■ EXTRACTED ENTRIES ■
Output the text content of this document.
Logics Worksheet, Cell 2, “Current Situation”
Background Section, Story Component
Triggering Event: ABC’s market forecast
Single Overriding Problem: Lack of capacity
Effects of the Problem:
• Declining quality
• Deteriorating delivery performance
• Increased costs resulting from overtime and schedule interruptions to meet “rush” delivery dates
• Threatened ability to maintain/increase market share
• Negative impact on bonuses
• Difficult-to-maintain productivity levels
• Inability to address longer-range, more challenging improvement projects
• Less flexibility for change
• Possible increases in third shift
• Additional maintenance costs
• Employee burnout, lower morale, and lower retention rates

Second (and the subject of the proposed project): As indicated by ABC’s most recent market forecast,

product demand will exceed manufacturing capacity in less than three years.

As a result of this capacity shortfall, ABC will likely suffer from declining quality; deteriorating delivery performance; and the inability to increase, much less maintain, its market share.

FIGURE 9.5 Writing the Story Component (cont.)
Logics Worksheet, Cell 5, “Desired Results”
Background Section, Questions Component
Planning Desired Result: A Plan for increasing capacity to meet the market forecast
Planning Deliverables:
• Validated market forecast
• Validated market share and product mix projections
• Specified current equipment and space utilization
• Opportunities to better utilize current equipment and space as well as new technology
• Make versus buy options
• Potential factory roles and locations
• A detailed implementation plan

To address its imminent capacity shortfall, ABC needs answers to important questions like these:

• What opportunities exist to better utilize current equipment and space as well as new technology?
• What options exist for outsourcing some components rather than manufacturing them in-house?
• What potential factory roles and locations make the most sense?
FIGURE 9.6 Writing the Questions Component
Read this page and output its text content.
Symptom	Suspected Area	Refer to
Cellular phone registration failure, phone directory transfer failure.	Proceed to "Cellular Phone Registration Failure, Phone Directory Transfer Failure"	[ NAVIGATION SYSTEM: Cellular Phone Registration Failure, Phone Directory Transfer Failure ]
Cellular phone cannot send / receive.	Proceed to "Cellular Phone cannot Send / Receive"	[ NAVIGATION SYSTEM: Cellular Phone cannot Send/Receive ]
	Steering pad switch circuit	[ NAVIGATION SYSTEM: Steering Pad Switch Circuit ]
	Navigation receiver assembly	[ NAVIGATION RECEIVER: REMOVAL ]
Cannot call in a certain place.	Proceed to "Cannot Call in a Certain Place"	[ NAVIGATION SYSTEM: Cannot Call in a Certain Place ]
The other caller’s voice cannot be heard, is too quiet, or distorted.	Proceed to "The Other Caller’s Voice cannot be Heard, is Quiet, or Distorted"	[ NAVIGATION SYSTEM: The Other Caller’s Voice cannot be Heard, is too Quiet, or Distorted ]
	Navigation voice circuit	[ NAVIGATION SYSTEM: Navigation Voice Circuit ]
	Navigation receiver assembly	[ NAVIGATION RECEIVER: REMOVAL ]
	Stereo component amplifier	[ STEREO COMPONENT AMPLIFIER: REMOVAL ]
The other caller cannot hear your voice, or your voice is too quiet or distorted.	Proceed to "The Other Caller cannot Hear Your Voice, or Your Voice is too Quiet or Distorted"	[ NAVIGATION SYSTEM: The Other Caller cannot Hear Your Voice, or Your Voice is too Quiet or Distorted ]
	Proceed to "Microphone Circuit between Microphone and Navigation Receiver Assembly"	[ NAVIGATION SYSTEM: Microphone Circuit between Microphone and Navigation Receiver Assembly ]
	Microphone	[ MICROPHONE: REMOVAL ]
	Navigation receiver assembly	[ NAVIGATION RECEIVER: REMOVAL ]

■ AIM ■
Type out the entries again, word for word.

■ EXERCISE ANSWER ■
Output the text content of this document.
Logics Worksheet, Cell 2, “Current Situation”
Background Section, Story Component
Triggering Event: ABC’s market forecast
Single Overriding Problem: Lack of capacity
Effects of the Problem:
• Declining quality
• Deteriorating delivery performance
• Increased costs resulting from overtime and schedule interruptions to meet “rush” delivery dates
• Threatened ability to maintain/increase market share
• Negative impact on bonuses
• Difficult-to-maintain productivity levels
• Inability to address longer-range, more challenging improvement projects
• Less flexibility for change
• Possible increases in third shift
• Additional maintenance costs
• Employee burnout, lower morale, and lower retention rates

Second (and the subject of the proposed project): As indicated by ABC’s most recent market forecast,

product demand will exceed manufacturing capacity in less than three years.

As a result of this capacity shortfall, ABC will likely suffer from declining quality; deteriorating delivery performance; and the inability to increase, much less maintain, its market share.

FIGURE 9.5 Writing the Story Component (cont.)
Logics Worksheet, Cell 5, “Desired Results”
Background Section, Questions Component
Planning Desired Result: A Plan for increasing capacity to meet the market forecast
Planning Deliverables:
• Validated market forecast
• Validated market share and product mix projections
• Specified current equipment and space utilization
• Opportunities to better utilize current equipment and space as well as new technology
• Make versus buy options
• Potential factory roles and locations
• A detailed implementation plan

To address its imminent capacity shortfall, ABC needs answers to important questions like these:

• What opportunities exist to better utilize current equipment and space as well as new technology?
• What options exist for outsourcing some components rather than manufacturing them in-house?
• What potential factory roles and locations make the most sense?
FIGURE 9.6 Writing the Questions Component
Read this page and output its text content.
Symptom	Suspected Area	Refer to
Cellular phone registration failure, phone directory transfer failure.	Proceed to "Cellular Phone Registration Failure, Phone Directory Transfer Failure"	[ NAVIGATION SYSTEM: Cellular Phone Registration Failure, Phone Directory Transfer Failure ]
Cellular phone cannot send / receive.	Proceed to "Cellular Phone cannot Send / Receive"	[ NAVIGATION SYSTEM: Cellular Phone cannot Send/Receive ]
	Steering pad switch circuit	[ NAVIGATION SYSTEM: Steering Pad Switch Circuit ]
	Navigation receiver assembly	[ NAVIGATION RECEIVER: REMOVAL ]
Cannot call in a certain place.	Proceed to "Cannot Call in a Certain Place"	[ NAVIGATION SYSTEM: Cannot Call in a Certain Place ]
The other caller’s voice cannot be heard, is too quiet, or distorted.	Proceed to "The Other Caller’s Voice cannot be Heard, is Quiet, or Distorted"	[ NAVIGATION SYSTEM: The Other Caller’s Voice cannot be Heard, is too Quiet, or Distorted ]
	Navigation voice circuit	[ NAVIGATION SYSTEM: Navigation Voice Circuit ]
	Navigation receiver assembly	[ NAVIGATION RECEIVER: REMOVAL ]
	Stereo component amplifier	[ STEREO COMPONENT AMPLIFIER: REMOVAL ]
The other caller cannot hear your voice, or your voice is too quiet or distorted.	Proceed to "The Other Caller cannot Hear Your Voice, or Your Voice is too Quiet or Distorted"	[ NAVIGATION SYSTEM: The Other Caller cannot Hear Your Voice, or Your Voice is too Quiet or Distorted ]
	Proceed to "Microphone Circuit between Microphone and Navigation Receiver Assembly"	[ NAVIGATION SYSTEM: Microphone Circuit between Microphone and Navigation Receiver Assembly ]
	Microphone	[ MICROPHONE: REMOVAL ]
	Navigation receiver assembly	[ NAVIGATION RECEIVER: REMOVAL ]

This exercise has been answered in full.